We're excited to announce our newest collaboration with Neak Sophal and Emily Howe, presenting their exhibition "សូរស្រ្តី | Her Sounds." Join us for the Opening Night on Friday, August 23, and meet the women behind the project!
“Her Sounds” is a collaborative multimedia research project and exhibition celebrating the passion, persistence, and power of Cambodia’s women artists through image, sound, and story. Featuring artist portraits by photographer Neak Sophal and accompanying sound pieces created from interviews with ethnomusicologist Emily Howe, the exhibition constructs a living archive of the significant contributions women artists make to Cambodian society by documenting the perspectives of culture-bearers, innovators, and community artists spanning the nation and generations. Showcasing the artistry of traditional, classical, popular, and contemporary musicians and dancers while also illuminating the social significance of quotidian practices including social dance, ritual chant, and lullaby, the exhibition aims to spark dialogue about the art, lives, and dreams of Cambodian women past, present, and future.
ABOUT THE COLLABORATORS
Neak Sophal (b. 1989, Cambodia), a graduate of the Royal University of Fine Arts in Phnom Penh, has a growing reputation for her distinct aesthetic and ongoing thematic exploration of Cambodian society. Through composed portraiture staged collaboratively with her subjects, Sophal’s artwork often challenges social structures, illuminating the hidden memories and fear that animate people’s lives and identities.
Active locally and internationally, Sophal has participated in workshops and group and solo exhibitions in France, Sweden, the United States, Japan, and Australia, as well as at Angkor Photo Festival (Cambodia), Spot Art (Singapore), Hong Kong International Photo Festival, Bangkok Photo Festival, Asian Eye Culture (Thailand), Voice of Tacitness Exhibition (China), Our City Festival (Cambodia), SurVivArt (Germany), and Photo Phnom Penh Festival (Cambodia). Read more about her work at www.sophalneak.com.
Emily Howe (b. 1987, USA) is an American ethnomusicologist, music educator, and conductor who through her research and practice explores music and sound as a lens into global history and culture, as well as a means of catalyzing social change in diverse contexts. Currently conducting research for her PhD dissertation about music in Cambodia, Emily has authored publications, given presentations, and taught university courses on topics related to music education, choral music, and world music cultures, and she continues to explore issues related to global repertoires, performance, and identity in her scholarly and creative practice. Read more about her work at www.emilyhowe.info.

→ **Data shown**
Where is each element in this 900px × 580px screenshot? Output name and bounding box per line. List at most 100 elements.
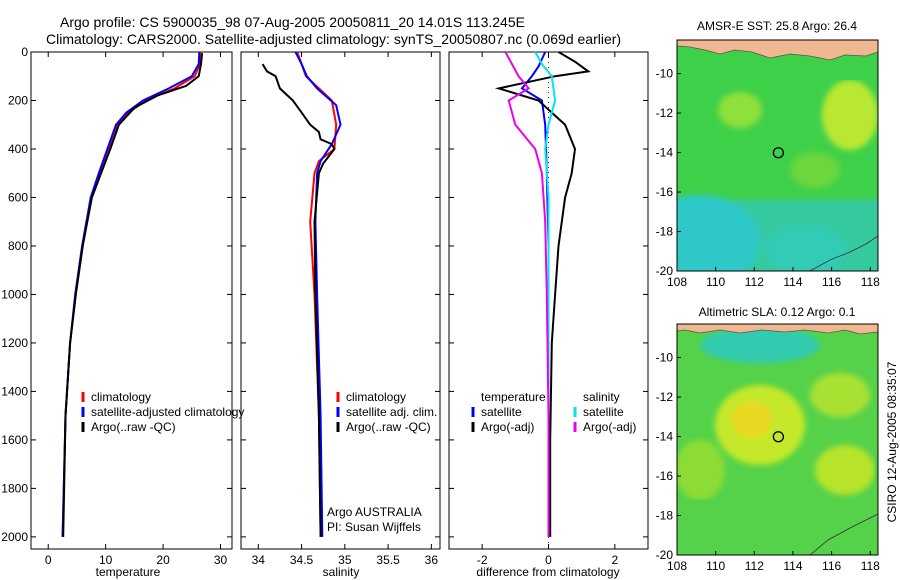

→ **Directions**
Could you write the next part of the "Her Sounds" exhibition announcement, picking up right after its final sentence?

→ **Task response**
The arts hold a complex position in the Cambodian imaginary. While on one hand often referred to as “the soul of Cambodia,” study of the arts is sometimes dismissed as akin to “kicking air,” emphasizing its impractical, artificial nature. For women artists, this dichotomy is complicated further by the widespread belief that to earn a living as a musician or dancer is tantamount to selling one’s body. And so being a woman artist in Cambodia, as in many other contexts, requires particular courage, passion, and persistence.
And yet, despite these challenges, women artists in Cambodia fearlessly pursue their art every day, enhancing community life in significant but often under acknowledged ways – and finding joy, solidarity, and strength in the process. Listening to the stories of women artists across generations, we can hear of passion in the face of adversity, artistry in the face of pain, and pride in the face of discouragement. We can sense the genuine love with which these artists pursue their work, often with little financial reward or societal recognition. And we can learn something of artists’ belief in the significance of their art for Cambodian society, and the desire they have to transmit their knowledge to the next generation.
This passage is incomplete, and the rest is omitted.